[Stored dataset items]
○ ○ ○ ○
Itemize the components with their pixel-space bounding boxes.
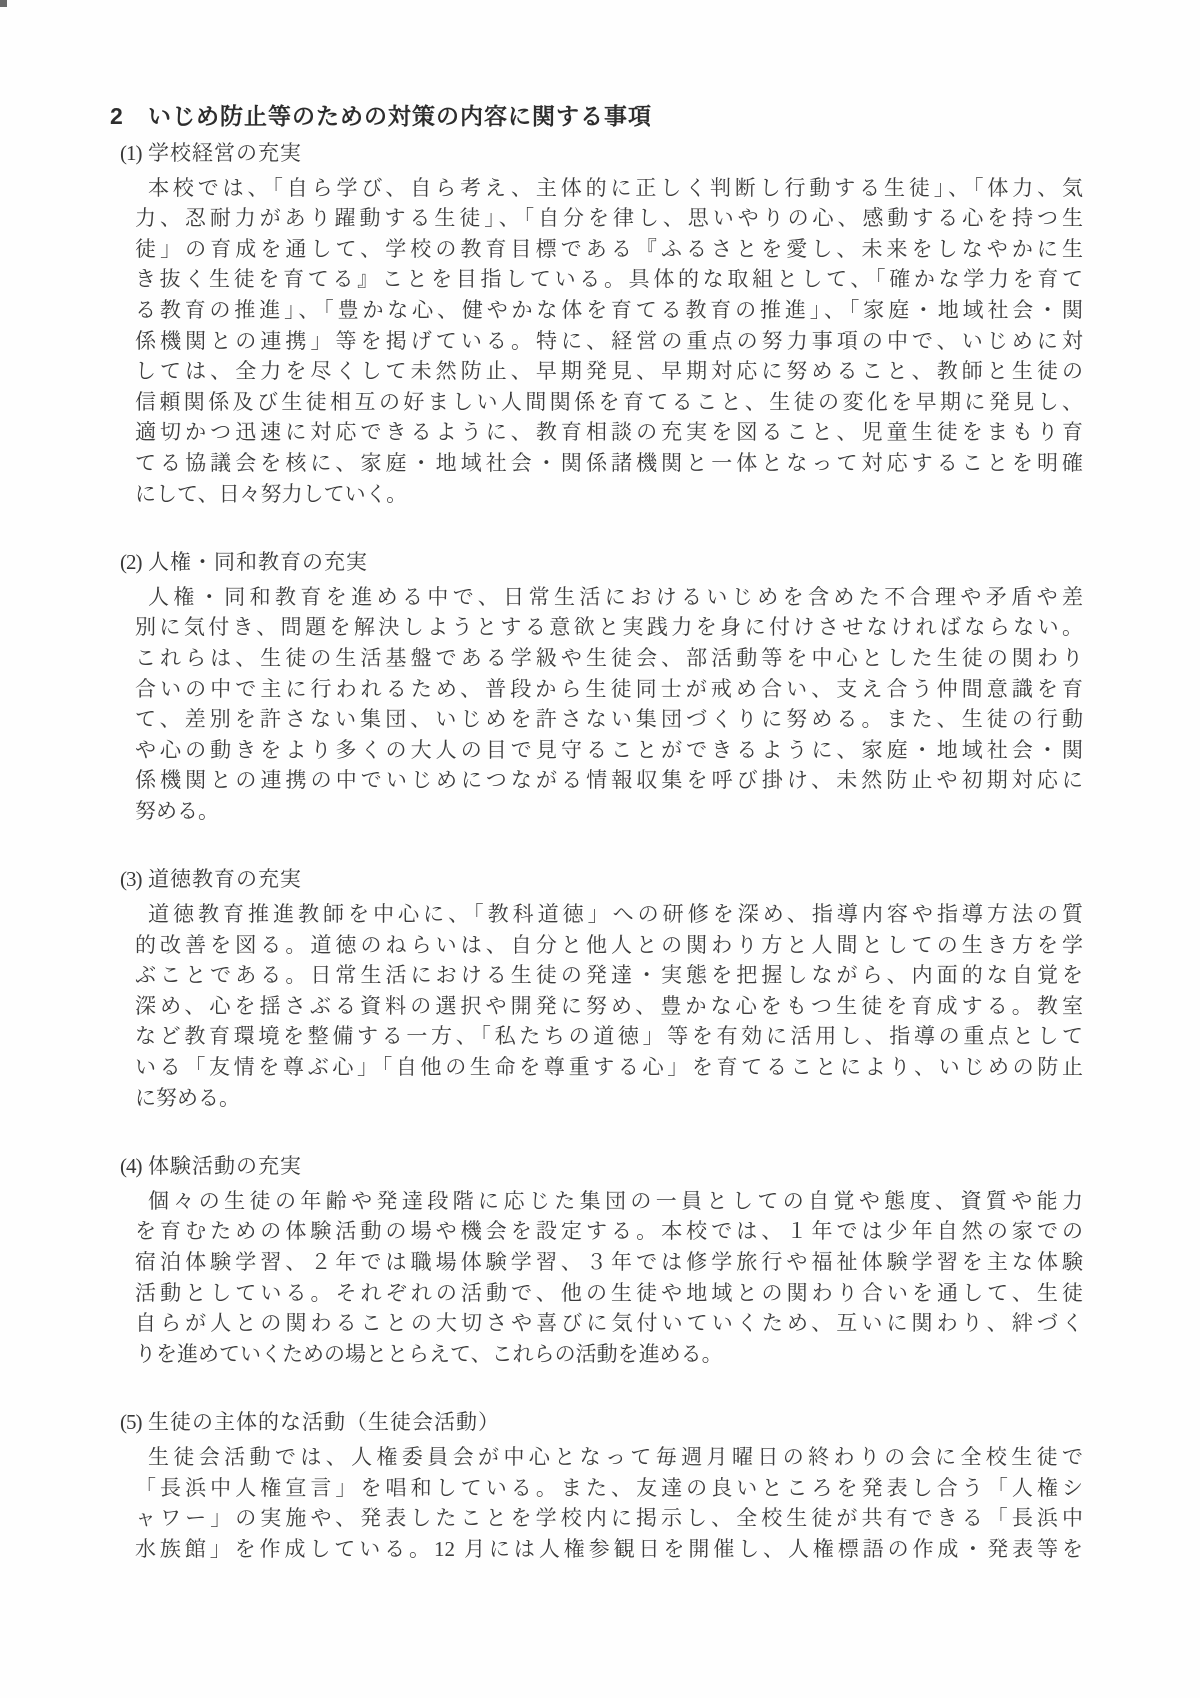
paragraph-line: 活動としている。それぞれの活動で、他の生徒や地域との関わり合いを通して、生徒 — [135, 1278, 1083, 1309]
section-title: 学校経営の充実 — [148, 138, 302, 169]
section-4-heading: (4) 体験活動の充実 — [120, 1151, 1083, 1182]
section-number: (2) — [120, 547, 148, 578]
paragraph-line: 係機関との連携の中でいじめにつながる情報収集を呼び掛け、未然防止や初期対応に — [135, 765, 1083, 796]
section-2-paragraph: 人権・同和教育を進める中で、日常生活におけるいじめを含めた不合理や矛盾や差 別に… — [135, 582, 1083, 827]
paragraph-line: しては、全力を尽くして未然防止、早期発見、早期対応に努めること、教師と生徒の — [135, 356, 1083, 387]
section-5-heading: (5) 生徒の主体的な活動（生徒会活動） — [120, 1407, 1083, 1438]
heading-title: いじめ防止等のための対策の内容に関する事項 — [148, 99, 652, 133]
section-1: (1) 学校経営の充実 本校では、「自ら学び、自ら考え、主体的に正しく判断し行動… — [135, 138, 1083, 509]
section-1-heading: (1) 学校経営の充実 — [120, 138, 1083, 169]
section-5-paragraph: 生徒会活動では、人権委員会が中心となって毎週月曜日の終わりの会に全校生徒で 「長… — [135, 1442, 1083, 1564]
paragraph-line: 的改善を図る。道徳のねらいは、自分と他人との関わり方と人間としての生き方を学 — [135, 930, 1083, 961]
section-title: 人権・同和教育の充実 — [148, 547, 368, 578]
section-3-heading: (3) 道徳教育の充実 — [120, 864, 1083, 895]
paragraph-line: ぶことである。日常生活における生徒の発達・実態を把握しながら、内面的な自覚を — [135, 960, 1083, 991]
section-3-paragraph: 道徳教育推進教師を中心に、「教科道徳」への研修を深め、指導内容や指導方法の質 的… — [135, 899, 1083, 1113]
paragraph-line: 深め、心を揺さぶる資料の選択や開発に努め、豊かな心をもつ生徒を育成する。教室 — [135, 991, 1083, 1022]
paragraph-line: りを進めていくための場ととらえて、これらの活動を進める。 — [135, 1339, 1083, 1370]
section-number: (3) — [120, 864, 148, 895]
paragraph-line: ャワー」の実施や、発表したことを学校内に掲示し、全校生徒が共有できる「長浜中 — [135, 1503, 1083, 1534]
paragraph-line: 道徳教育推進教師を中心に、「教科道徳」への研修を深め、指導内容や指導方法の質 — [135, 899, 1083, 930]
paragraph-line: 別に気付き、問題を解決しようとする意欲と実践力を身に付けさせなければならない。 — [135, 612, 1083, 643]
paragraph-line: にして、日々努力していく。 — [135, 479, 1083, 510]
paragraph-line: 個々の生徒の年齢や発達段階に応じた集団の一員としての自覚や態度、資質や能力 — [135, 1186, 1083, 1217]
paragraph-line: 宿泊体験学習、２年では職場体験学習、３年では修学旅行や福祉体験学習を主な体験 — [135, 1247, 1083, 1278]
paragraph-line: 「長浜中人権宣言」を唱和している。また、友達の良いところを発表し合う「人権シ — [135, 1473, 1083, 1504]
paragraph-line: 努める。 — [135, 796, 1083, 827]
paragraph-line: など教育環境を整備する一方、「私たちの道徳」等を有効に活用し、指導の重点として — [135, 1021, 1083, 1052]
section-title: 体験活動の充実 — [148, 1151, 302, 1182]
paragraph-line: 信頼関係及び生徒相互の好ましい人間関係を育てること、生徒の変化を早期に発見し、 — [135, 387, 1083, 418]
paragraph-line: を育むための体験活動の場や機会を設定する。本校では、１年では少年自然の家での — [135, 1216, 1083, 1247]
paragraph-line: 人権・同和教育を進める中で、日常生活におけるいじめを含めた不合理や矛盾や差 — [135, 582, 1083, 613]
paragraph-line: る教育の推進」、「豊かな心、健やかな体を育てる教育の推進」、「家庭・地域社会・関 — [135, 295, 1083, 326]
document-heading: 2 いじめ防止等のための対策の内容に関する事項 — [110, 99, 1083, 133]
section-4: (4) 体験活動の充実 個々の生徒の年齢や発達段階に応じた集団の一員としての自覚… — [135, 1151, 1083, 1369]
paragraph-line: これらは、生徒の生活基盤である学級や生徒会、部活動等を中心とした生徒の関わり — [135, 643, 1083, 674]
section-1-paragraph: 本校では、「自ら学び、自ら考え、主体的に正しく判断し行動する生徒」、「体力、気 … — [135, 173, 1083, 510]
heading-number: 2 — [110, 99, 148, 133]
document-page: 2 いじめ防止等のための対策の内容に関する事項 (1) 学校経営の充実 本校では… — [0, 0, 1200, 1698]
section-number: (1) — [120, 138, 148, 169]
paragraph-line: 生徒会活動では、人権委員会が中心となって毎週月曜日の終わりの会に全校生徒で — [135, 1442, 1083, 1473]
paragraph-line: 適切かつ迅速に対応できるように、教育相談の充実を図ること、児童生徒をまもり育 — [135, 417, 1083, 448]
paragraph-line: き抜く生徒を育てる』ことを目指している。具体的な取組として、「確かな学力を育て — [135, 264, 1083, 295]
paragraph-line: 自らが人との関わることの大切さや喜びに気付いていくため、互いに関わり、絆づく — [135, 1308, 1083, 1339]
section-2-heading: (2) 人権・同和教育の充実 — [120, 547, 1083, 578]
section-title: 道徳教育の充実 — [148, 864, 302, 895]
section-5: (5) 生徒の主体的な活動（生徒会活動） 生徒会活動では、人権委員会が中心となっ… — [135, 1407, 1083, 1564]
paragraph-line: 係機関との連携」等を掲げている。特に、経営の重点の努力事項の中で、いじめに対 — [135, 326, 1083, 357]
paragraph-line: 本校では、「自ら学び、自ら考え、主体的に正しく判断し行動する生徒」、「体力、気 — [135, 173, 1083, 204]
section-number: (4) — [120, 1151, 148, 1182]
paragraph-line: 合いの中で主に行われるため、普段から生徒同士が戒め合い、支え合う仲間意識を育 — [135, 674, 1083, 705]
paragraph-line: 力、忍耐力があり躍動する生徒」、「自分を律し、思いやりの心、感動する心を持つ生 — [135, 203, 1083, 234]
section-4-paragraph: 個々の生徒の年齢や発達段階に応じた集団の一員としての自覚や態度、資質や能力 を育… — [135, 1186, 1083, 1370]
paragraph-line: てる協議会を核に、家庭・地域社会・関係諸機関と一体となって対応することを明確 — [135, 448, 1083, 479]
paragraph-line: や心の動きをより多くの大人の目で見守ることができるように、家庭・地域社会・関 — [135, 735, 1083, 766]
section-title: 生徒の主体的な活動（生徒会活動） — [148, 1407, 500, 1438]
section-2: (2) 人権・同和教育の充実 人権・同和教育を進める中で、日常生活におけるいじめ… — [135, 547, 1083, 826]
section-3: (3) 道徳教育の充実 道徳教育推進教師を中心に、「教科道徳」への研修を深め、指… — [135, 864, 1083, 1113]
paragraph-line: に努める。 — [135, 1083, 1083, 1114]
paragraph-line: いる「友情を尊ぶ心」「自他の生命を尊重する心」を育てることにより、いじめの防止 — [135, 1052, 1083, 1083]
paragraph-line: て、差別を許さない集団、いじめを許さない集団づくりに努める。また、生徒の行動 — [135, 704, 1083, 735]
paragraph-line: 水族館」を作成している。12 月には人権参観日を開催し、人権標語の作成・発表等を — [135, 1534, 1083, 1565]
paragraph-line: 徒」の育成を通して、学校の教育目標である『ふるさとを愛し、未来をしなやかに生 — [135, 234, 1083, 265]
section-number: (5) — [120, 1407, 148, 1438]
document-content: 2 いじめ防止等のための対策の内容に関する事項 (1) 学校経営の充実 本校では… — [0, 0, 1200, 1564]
○ ○ ○ ○
#### Given problem
Can you copy every line of the records above word for word, leaving out the pictures?

#### Solution for this exercise
Itemize the components with their pixel-space bounding boxes.
paragraph-line: 活動としている。それぞれの活動で、他の生徒や地域との関わり合いを通して、生徒 — [135, 1278, 1083, 1309]
section-title: 学校経営の充実 — [148, 138, 302, 169]
section-4-heading: (4) 体験活動の充実 — [120, 1151, 1083, 1182]
section-number: (2) — [120, 547, 148, 578]
paragraph-line: 係機関との連携の中でいじめにつながる情報収集を呼び掛け、未然防止や初期対応に — [135, 765, 1083, 796]
section-2-paragraph: 人権・同和教育を進める中で、日常生活におけるいじめを含めた不合理や矛盾や差 別に… — [135, 582, 1083, 827]
paragraph-line: しては、全力を尽くして未然防止、早期発見、早期対応に努めること、教師と生徒の — [135, 356, 1083, 387]
section-5-heading: (5) 生徒の主体的な活動（生徒会活動） — [120, 1407, 1083, 1438]
heading-title: いじめ防止等のための対策の内容に関する事項 — [148, 99, 652, 133]
section-1: (1) 学校経営の充実 本校では、「自ら学び、自ら考え、主体的に正しく判断し行動… — [135, 138, 1083, 509]
section-1-heading: (1) 学校経営の充実 — [120, 138, 1083, 169]
section-5-paragraph: 生徒会活動では、人権委員会が中心となって毎週月曜日の終わりの会に全校生徒で 「長… — [135, 1442, 1083, 1564]
paragraph-line: 的改善を図る。道徳のねらいは、自分と他人との関わり方と人間としての生き方を学 — [135, 930, 1083, 961]
section-title: 人権・同和教育の充実 — [148, 547, 368, 578]
section-3-heading: (3) 道徳教育の充実 — [120, 864, 1083, 895]
paragraph-line: ぶことである。日常生活における生徒の発達・実態を把握しながら、内面的な自覚を — [135, 960, 1083, 991]
section-3-paragraph: 道徳教育推進教師を中心に、「教科道徳」への研修を深め、指導内容や指導方法の質 的… — [135, 899, 1083, 1113]
paragraph-line: 深め、心を揺さぶる資料の選択や開発に努め、豊かな心をもつ生徒を育成する。教室 — [135, 991, 1083, 1022]
paragraph-line: りを進めていくための場ととらえて、これらの活動を進める。 — [135, 1339, 1083, 1370]
section-number: (3) — [120, 864, 148, 895]
paragraph-line: ャワー」の実施や、発表したことを学校内に掲示し、全校生徒が共有できる「長浜中 — [135, 1503, 1083, 1534]
paragraph-line: 道徳教育推進教師を中心に、「教科道徳」への研修を深め、指導内容や指導方法の質 — [135, 899, 1083, 930]
paragraph-line: 別に気付き、問題を解決しようとする意欲と実践力を身に付けさせなければならない。 — [135, 612, 1083, 643]
paragraph-line: にして、日々努力していく。 — [135, 479, 1083, 510]
paragraph-line: 個々の生徒の年齢や発達段階に応じた集団の一員としての自覚や態度、資質や能力 — [135, 1186, 1083, 1217]
paragraph-line: 宿泊体験学習、２年では職場体験学習、３年では修学旅行や福祉体験学習を主な体験 — [135, 1247, 1083, 1278]
paragraph-line: 「長浜中人権宣言」を唱和している。また、友達の良いところを発表し合う「人権シ — [135, 1473, 1083, 1504]
paragraph-line: 努める。 — [135, 796, 1083, 827]
paragraph-line: など教育環境を整備する一方、「私たちの道徳」等を有効に活用し、指導の重点として — [135, 1021, 1083, 1052]
section-title: 体験活動の充実 — [148, 1151, 302, 1182]
paragraph-line: 信頼関係及び生徒相互の好ましい人間関係を育てること、生徒の変化を早期に発見し、 — [135, 387, 1083, 418]
paragraph-line: を育むための体験活動の場や機会を設定する。本校では、１年では少年自然の家での — [135, 1216, 1083, 1247]
paragraph-line: 人権・同和教育を進める中で、日常生活におけるいじめを含めた不合理や矛盾や差 — [135, 582, 1083, 613]
paragraph-line: る教育の推進」、「豊かな心、健やかな体を育てる教育の推進」、「家庭・地域社会・関 — [135, 295, 1083, 326]
document-heading: 2 いじめ防止等のための対策の内容に関する事項 — [110, 99, 1083, 133]
section-4: (4) 体験活動の充実 個々の生徒の年齢や発達段階に応じた集団の一員としての自覚… — [135, 1151, 1083, 1369]
paragraph-line: これらは、生徒の生活基盤である学級や生徒会、部活動等を中心とした生徒の関わり — [135, 643, 1083, 674]
section-1-paragraph: 本校では、「自ら学び、自ら考え、主体的に正しく判断し行動する生徒」、「体力、気 … — [135, 173, 1083, 510]
heading-number: 2 — [110, 99, 148, 133]
document-page: 2 いじめ防止等のための対策の内容に関する事項 (1) 学校経営の充実 本校では… — [0, 0, 1200, 1698]
section-number: (1) — [120, 138, 148, 169]
paragraph-line: 生徒会活動では、人権委員会が中心となって毎週月曜日の終わりの会に全校生徒で — [135, 1442, 1083, 1473]
paragraph-line: 適切かつ迅速に対応できるように、教育相談の充実を図ること、児童生徒をまもり育 — [135, 417, 1083, 448]
paragraph-line: き抜く生徒を育てる』ことを目指している。具体的な取組として、「確かな学力を育て — [135, 264, 1083, 295]
paragraph-line: 自らが人との関わることの大切さや喜びに気付いていくため、互いに関わり、絆づく — [135, 1308, 1083, 1339]
section-2-heading: (2) 人権・同和教育の充実 — [120, 547, 1083, 578]
section-title: 道徳教育の充実 — [148, 864, 302, 895]
section-5: (5) 生徒の主体的な活動（生徒会活動） 生徒会活動では、人権委員会が中心となっ… — [135, 1407, 1083, 1564]
paragraph-line: 係機関との連携」等を掲げている。特に、経営の重点の努力事項の中で、いじめに対 — [135, 326, 1083, 357]
paragraph-line: 本校では、「自ら学び、自ら考え、主体的に正しく判断し行動する生徒」、「体力、気 — [135, 173, 1083, 204]
section-number: (4) — [120, 1151, 148, 1182]
paragraph-line: 合いの中で主に行われるため、普段から生徒同士が戒め合い、支え合う仲間意識を育 — [135, 674, 1083, 705]
paragraph-line: 力、忍耐力があり躍動する生徒」、「自分を律し、思いやりの心、感動する心を持つ生 — [135, 203, 1083, 234]
section-4-paragraph: 個々の生徒の年齢や発達段階に応じた集団の一員としての自覚や態度、資質や能力 を育… — [135, 1186, 1083, 1370]
paragraph-line: てる協議会を核に、家庭・地域社会・関係諸機関と一体となって対応することを明確 — [135, 448, 1083, 479]
paragraph-line: や心の動きをより多くの大人の目で見守ることができるように、家庭・地域社会・関 — [135, 735, 1083, 766]
section-title: 生徒の主体的な活動（生徒会活動） — [148, 1407, 500, 1438]
section-2: (2) 人権・同和教育の充実 人権・同和教育を進める中で、日常生活におけるいじめ… — [135, 547, 1083, 826]
section-3: (3) 道徳教育の充実 道徳教育推進教師を中心に、「教科道徳」への研修を深め、指… — [135, 864, 1083, 1113]
paragraph-line: に努める。 — [135, 1083, 1083, 1114]
paragraph-line: いる「友情を尊ぶ心」「自他の生命を尊重する心」を育てることにより、いじめの防止 — [135, 1052, 1083, 1083]
paragraph-line: て、差別を許さない集団、いじめを許さない集団づくりに努める。また、生徒の行動 — [135, 704, 1083, 735]
paragraph-line: 水族館」を作成している。12 月には人権参観日を開催し、人権標語の作成・発表等を — [135, 1534, 1083, 1565]
paragraph-line: 徒」の育成を通して、学校の教育目標である『ふるさとを愛し、未来をしなやかに生 — [135, 234, 1083, 265]
section-number: (5) — [120, 1407, 148, 1438]
document-content: 2 いじめ防止等のための対策の内容に関する事項 (1) 学校経営の充実 本校では… — [0, 0, 1200, 1564]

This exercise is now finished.